### STATED GOAL
Drop all images and give the records again exactly.

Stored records
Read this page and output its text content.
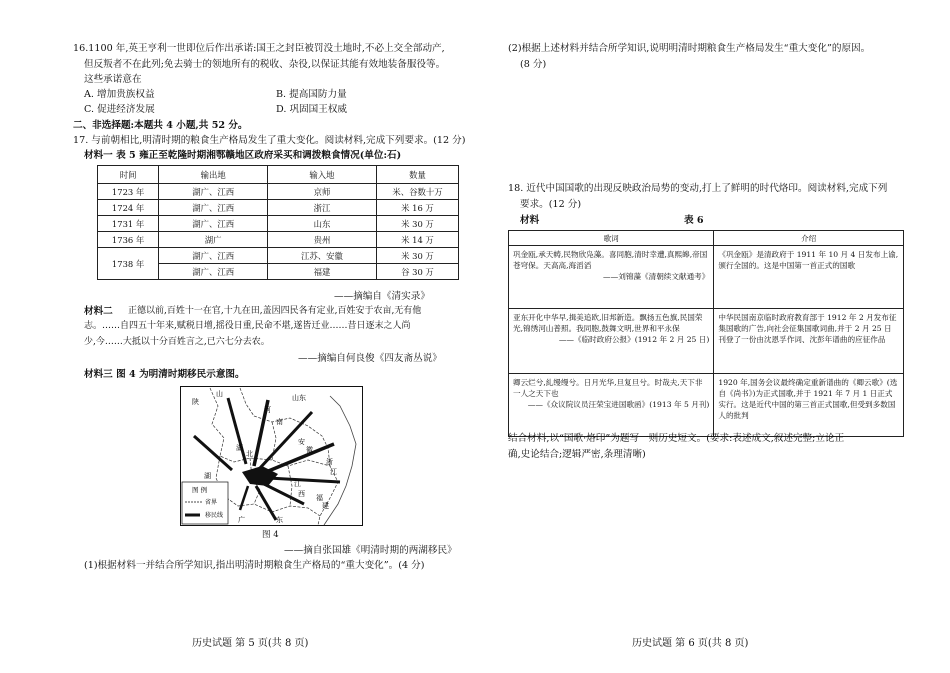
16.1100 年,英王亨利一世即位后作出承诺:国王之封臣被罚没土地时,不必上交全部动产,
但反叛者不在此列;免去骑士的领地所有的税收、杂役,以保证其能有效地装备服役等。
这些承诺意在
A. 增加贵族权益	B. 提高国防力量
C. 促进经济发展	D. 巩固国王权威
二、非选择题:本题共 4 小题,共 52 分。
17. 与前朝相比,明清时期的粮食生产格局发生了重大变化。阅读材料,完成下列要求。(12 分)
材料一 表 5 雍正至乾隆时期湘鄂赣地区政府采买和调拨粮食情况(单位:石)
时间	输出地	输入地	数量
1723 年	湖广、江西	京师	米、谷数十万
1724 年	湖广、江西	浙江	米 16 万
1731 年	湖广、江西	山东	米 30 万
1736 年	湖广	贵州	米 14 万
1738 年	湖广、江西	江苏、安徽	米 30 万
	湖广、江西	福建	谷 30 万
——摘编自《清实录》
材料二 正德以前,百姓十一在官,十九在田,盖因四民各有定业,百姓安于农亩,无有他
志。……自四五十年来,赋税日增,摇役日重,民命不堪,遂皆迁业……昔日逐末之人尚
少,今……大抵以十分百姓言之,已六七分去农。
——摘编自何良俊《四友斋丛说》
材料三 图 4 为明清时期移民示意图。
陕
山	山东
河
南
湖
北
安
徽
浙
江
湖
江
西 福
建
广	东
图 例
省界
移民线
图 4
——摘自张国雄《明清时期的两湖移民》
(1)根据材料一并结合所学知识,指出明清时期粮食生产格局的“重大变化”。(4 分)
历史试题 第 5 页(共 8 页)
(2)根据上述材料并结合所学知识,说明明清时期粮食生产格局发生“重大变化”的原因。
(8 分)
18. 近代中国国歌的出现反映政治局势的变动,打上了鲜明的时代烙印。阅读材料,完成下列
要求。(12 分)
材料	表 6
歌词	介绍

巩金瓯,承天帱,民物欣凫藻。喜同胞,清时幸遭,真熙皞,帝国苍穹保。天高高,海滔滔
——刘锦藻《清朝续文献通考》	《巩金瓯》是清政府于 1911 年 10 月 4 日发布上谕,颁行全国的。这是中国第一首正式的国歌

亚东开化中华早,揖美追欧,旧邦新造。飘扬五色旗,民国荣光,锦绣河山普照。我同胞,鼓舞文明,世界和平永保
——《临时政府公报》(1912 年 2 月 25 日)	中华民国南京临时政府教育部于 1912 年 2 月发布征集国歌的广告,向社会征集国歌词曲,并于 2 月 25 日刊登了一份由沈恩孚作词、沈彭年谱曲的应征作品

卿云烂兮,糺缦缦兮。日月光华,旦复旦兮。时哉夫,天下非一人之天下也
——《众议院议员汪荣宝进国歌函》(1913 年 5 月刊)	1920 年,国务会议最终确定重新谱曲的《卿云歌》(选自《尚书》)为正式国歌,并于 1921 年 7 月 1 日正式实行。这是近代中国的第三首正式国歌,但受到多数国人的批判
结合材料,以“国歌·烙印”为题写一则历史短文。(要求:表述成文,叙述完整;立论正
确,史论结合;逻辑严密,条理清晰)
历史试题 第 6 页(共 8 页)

### OUTPUT FOR THIS TASK
Read this page and output its text content.
16.1100 年,英王亨利一世即位后作出承诺:国王之封臣被罚没土地时,不必上交全部动产,
但反叛者不在此列;免去骑士的领地所有的税收、杂役,以保证其能有效地装备服役等。
这些承诺意在
A. 增加贵族权益	B. 提高国防力量
C. 促进经济发展	D. 巩固国王权威
二、非选择题:本题共 4 小题,共 52 分。
17. 与前朝相比,明清时期的粮食生产格局发生了重大变化。阅读材料,完成下列要求。(12 分)
材料一 表 5 雍正至乾隆时期湘鄂赣地区政府采买和调拨粮食情况(单位:石)
时间	输出地	输入地	数量
1723 年	湖广、江西	京师	米、谷数十万
1724 年	湖广、江西	浙江	米 16 万
1731 年	湖广、江西	山东	米 30 万
1736 年	湖广	贵州	米 14 万
1738 年	湖广、江西	江苏、安徽	米 30 万
	湖广、江西	福建	谷 30 万
——摘编自《清实录》
材料二 正德以前,百姓十一在官,十九在田,盖因四民各有定业,百姓安于农亩,无有他
志。……自四五十年来,赋税日增,摇役日重,民命不堪,遂皆迁业……昔日逐末之人尚
少,今……大抵以十分百姓言之,已六七分去农。
——摘编自何良俊《四友斋丛说》
材料三 图 4 为明清时期移民示意图。
陕
山	山东
河
南
湖
北
安
徽
浙
江
湖
江
西 福
建
广	东
图 例
省界
移民线
图 4
——摘自张国雄《明清时期的两湖移民》
(1)根据材料一并结合所学知识,指出明清时期粮食生产格局的“重大变化”。(4 分)
历史试题 第 5 页(共 8 页)
(2)根据上述材料并结合所学知识,说明明清时期粮食生产格局发生“重大变化”的原因。
(8 分)
18. 近代中国国歌的出现反映政治局势的变动,打上了鲜明的时代烙印。阅读材料,完成下列
要求。(12 分)
材料	表 6
歌词	介绍

巩金瓯,承天帱,民物欣凫藻。喜同胞,清时幸遭,真熙皞,帝国苍穹保。天高高,海滔滔
——刘锦藻《清朝续文献通考》	《巩金瓯》是清政府于 1911 年 10 月 4 日发布上谕,颁行全国的。这是中国第一首正式的国歌

亚东开化中华早,揖美追欧,旧邦新造。飘扬五色旗,民国荣光,锦绣河山普照。我同胞,鼓舞文明,世界和平永保
——《临时政府公报》(1912 年 2 月 25 日)	中华民国南京临时政府教育部于 1912 年 2 月发布征集国歌的广告,向社会征集国歌词曲,并于 2 月 25 日刊登了一份由沈恩孚作词、沈彭年谱曲的应征作品

卿云烂兮,糺缦缦兮。日月光华,旦复旦兮。时哉夫,天下非一人之天下也
——《众议院议员汪荣宝进国歌函》(1913 年 5 月刊)	1920 年,国务会议最终确定重新谱曲的《卿云歌》(选自《尚书》)为正式国歌,并于 1921 年 7 月 1 日正式实行。这是近代中国的第三首正式国歌,但受到多数国人的批判
结合材料,以“国歌·烙印”为题写一则历史短文。(要求:表述成文,叙述完整;立论正
确,史论结合;逻辑严密,条理清晰)
历史试题 第 6 页(共 8 页)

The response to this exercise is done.